Exercise description: Return all of the entries exactly as written.

═══ Recorded data

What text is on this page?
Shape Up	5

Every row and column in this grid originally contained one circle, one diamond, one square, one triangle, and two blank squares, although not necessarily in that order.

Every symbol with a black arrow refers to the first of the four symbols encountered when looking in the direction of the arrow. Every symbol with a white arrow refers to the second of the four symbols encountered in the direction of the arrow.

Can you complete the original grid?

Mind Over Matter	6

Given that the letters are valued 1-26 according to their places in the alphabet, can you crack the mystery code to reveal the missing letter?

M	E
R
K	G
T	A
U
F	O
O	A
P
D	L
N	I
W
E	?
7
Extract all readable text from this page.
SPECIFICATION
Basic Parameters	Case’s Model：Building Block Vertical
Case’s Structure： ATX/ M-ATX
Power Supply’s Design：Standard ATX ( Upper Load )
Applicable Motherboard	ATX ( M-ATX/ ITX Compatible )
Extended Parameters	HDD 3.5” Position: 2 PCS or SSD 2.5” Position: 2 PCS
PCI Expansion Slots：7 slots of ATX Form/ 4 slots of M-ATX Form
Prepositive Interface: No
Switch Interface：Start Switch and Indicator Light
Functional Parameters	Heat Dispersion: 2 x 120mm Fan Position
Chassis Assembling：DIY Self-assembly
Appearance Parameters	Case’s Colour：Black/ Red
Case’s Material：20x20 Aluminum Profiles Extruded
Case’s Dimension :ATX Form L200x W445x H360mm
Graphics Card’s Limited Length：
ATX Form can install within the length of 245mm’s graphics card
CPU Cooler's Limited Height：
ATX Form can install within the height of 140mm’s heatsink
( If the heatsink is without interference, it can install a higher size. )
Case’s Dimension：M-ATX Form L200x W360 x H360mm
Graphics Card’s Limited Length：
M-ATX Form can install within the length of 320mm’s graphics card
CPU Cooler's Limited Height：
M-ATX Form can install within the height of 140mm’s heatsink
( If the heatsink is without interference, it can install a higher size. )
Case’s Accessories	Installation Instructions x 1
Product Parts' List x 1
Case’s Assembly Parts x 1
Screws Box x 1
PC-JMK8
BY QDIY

══════

Final answer:
What text is on this page?
Shape Up	5

Every row and column in this grid originally contained one circle, one diamond, one square, one triangle, and two blank squares, although not necessarily in that order.

Every symbol with a black arrow refers to the first of the four symbols encountered when looking in the direction of the arrow. Every symbol with a white arrow refers to the second of the four symbols encountered in the direction of the arrow.

Can you complete the original grid?

Mind Over Matter	6

Given that the letters are valued 1-26 according to their places in the alphabet, can you crack the mystery code to reveal the missing letter?

M	E
R
K	G
T	A
U
F	O
O	A
P
D	L
N	I
W
E	?
7
Extract all readable text from this page.
SPECIFICATION
Basic Parameters	Case’s Model：Building Block Vertical
Case’s Structure： ATX/ M-ATX
Power Supply’s Design：Standard ATX ( Upper Load )
Applicable Motherboard	ATX ( M-ATX/ ITX Compatible )
Extended Parameters	HDD 3.5” Position: 2 PCS or SSD 2.5” Position: 2 PCS
PCI Expansion Slots：7 slots of ATX Form/ 4 slots of M-ATX Form
Prepositive Interface: No
Switch Interface：Start Switch and Indicator Light
Functional Parameters	Heat Dispersion: 2 x 120mm Fan Position
Chassis Assembling：DIY Self-assembly
Appearance Parameters	Case’s Colour：Black/ Red
Case’s Material：20x20 Aluminum Profiles Extruded
Case’s Dimension :ATX Form L200x W445x H360mm
Graphics Card’s Limited Length：
ATX Form can install within the length of 245mm’s graphics card
CPU Cooler's Limited Height：
ATX Form can install within the height of 140mm’s heatsink
( If the heatsink is without interference, it can install a higher size. )
Case’s Dimension：M-ATX Form L200x W360 x H360mm
Graphics Card’s Limited Length：
M-ATX Form can install within the length of 320mm’s graphics card
CPU Cooler's Limited Height：
M-ATX Form can install within the height of 140mm’s heatsink
( If the heatsink is without interference, it can install a higher size. )
Case’s Accessories	Installation Instructions x 1
Product Parts' List x 1
Case’s Assembly Parts x 1
Screws Box x 1
PC-JMK8
BY QDIY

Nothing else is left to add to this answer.